» Directive
Show every line containing "forward" by copying it.

"""

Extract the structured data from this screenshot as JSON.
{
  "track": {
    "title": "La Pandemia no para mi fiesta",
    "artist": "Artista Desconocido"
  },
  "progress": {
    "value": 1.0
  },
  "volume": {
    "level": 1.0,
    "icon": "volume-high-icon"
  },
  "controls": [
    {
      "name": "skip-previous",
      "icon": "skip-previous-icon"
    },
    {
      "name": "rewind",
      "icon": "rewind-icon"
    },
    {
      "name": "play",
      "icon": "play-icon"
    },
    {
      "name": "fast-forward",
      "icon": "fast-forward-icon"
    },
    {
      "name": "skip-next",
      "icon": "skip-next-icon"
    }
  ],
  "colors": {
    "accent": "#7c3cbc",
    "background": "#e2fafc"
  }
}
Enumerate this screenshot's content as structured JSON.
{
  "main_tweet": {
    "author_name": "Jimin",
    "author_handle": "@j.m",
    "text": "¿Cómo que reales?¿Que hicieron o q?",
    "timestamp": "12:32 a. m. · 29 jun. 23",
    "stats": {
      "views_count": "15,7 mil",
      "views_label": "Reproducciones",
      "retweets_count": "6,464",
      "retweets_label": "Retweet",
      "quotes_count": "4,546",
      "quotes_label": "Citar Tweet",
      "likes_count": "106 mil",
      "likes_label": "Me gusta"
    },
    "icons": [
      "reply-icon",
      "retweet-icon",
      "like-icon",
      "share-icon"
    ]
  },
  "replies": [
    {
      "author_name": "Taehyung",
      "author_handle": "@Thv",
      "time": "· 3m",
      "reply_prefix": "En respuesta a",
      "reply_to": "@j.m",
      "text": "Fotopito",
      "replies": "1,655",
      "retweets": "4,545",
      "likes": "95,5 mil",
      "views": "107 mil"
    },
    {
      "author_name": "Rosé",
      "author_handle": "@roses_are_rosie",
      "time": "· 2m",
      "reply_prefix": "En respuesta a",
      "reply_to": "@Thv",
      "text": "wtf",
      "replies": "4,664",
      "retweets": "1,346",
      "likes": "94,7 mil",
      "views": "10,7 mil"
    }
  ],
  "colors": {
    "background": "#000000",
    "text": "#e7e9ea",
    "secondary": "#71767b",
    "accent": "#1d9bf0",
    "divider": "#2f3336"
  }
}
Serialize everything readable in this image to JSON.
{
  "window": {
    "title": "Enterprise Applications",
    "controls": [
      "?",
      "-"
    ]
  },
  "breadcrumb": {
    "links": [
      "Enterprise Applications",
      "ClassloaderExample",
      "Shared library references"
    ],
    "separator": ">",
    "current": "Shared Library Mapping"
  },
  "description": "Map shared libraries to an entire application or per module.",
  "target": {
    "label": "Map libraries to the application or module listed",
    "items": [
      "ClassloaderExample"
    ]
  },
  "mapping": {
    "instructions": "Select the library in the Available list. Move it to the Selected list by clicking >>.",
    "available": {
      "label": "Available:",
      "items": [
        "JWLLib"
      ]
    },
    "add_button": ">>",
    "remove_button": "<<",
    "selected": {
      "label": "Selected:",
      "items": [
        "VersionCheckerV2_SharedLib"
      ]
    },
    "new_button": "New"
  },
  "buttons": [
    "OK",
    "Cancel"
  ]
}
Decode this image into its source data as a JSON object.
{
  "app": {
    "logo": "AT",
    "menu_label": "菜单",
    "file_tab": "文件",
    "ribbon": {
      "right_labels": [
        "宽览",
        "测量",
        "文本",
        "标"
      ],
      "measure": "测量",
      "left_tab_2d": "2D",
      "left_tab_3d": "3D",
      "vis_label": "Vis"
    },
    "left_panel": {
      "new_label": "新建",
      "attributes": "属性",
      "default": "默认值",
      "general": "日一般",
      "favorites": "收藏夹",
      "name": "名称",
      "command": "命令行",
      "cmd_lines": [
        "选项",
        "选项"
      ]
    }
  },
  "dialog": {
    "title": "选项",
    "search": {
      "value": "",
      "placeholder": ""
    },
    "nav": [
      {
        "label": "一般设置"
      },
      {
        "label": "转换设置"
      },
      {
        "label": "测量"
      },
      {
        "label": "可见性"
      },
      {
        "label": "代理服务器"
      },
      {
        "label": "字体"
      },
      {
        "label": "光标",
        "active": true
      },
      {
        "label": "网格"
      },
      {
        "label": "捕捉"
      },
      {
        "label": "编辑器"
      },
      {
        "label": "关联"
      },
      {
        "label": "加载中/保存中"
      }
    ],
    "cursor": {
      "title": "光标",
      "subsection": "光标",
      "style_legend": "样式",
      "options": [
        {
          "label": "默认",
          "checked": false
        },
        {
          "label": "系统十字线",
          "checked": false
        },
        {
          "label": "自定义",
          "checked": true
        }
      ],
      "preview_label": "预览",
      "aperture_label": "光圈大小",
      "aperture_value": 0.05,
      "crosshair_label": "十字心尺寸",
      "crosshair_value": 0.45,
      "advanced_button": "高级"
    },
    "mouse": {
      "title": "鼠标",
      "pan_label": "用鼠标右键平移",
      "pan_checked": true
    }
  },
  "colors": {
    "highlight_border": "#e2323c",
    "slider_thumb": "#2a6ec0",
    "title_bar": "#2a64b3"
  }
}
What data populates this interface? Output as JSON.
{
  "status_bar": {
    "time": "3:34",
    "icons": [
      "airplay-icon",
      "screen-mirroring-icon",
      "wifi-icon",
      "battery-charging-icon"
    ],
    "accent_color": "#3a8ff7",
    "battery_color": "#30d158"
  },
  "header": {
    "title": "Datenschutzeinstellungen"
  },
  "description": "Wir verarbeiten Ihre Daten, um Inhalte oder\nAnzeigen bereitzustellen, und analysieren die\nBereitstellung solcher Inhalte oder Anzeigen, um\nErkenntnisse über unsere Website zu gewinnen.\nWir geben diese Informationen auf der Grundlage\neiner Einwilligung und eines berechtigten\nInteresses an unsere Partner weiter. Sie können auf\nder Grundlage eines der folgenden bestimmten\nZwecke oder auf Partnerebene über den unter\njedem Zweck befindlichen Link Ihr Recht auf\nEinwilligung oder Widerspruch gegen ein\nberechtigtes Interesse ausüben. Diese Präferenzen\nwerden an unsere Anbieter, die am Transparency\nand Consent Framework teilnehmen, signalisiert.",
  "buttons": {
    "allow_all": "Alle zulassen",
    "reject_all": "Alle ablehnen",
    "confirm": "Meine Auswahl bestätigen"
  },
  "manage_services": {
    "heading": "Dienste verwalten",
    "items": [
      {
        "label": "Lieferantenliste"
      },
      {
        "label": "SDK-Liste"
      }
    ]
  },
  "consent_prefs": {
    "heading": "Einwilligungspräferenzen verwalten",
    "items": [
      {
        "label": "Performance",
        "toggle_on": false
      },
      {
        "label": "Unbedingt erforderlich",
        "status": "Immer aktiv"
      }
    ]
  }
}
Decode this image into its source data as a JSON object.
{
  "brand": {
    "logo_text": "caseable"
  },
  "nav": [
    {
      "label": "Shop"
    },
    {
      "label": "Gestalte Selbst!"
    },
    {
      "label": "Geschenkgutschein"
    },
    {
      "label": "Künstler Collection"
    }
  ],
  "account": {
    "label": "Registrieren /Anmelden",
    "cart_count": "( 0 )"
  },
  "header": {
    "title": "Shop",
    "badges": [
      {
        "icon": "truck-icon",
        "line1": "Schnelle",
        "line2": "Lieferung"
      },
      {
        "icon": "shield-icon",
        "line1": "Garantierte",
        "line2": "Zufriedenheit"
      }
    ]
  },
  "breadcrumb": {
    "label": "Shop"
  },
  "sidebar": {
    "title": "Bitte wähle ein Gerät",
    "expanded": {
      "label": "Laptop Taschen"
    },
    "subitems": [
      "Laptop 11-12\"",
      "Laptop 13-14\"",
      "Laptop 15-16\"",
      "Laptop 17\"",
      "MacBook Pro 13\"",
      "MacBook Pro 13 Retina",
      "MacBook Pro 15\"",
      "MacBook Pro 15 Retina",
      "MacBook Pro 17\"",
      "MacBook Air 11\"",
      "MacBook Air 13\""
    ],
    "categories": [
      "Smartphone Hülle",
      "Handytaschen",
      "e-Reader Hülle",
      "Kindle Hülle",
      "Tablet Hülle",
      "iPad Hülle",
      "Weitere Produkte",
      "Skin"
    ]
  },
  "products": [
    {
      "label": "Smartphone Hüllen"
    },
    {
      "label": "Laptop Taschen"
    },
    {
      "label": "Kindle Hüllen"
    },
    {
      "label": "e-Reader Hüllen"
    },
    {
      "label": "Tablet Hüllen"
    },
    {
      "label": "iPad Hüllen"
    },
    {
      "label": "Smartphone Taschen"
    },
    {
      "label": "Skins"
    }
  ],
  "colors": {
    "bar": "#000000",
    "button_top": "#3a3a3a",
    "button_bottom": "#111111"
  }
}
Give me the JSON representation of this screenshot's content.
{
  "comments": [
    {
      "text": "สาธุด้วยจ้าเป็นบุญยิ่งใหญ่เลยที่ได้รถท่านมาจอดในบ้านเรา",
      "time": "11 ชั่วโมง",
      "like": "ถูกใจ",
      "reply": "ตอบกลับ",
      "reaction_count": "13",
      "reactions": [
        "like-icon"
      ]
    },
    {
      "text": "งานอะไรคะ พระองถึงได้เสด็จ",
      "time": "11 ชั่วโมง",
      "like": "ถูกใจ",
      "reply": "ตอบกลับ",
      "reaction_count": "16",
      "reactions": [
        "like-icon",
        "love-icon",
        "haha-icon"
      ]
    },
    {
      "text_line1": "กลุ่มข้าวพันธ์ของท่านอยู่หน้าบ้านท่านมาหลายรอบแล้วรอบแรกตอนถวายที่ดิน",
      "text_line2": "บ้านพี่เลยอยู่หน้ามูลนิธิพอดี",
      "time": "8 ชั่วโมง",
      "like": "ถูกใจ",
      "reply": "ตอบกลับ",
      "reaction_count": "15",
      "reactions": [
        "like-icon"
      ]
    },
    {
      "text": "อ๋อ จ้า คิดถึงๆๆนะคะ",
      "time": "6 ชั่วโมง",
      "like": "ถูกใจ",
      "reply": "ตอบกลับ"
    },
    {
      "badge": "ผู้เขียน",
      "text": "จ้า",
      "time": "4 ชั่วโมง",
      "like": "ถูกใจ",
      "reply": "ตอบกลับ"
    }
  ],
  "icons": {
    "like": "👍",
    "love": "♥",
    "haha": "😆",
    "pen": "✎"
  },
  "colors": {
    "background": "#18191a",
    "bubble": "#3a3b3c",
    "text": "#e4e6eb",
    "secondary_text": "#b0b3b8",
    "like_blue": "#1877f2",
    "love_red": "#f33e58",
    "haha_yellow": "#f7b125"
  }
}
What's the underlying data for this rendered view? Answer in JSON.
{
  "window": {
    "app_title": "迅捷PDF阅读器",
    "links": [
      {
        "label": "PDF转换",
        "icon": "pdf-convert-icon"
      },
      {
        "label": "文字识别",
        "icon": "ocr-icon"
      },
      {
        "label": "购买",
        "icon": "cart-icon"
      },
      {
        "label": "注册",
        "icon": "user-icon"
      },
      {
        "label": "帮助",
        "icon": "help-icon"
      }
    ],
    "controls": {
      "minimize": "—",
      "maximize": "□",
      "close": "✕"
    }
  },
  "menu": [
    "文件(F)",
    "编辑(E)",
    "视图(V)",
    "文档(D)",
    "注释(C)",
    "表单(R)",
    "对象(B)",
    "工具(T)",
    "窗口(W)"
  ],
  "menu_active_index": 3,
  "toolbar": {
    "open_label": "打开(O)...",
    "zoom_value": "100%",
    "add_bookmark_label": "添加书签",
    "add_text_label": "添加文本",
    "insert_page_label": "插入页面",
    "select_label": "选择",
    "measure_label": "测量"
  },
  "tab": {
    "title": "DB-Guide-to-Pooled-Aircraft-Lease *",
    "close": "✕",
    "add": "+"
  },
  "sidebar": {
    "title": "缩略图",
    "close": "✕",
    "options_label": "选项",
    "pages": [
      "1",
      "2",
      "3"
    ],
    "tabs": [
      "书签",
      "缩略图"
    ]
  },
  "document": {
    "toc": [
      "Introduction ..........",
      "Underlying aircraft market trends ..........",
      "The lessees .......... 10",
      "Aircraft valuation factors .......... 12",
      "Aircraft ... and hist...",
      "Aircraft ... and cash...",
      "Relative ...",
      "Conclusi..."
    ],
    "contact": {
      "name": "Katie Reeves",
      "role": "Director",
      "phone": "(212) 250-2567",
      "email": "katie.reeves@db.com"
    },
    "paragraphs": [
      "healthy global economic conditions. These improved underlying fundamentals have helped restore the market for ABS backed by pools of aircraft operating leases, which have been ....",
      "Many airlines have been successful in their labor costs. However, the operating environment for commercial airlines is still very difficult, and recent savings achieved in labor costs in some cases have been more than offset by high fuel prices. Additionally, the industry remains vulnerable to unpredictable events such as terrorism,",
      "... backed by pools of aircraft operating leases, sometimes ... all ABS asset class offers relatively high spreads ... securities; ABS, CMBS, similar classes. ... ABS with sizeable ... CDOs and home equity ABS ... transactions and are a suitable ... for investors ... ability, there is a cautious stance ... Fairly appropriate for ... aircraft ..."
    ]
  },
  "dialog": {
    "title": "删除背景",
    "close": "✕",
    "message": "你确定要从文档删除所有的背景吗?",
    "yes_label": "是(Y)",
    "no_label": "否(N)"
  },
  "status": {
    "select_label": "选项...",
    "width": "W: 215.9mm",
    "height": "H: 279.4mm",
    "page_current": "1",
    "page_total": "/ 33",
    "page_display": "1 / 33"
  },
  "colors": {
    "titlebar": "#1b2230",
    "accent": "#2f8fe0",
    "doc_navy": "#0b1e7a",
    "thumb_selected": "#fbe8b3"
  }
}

"""

» Response
      "name": "fast-forward",
      "icon": "fast-forward-icon"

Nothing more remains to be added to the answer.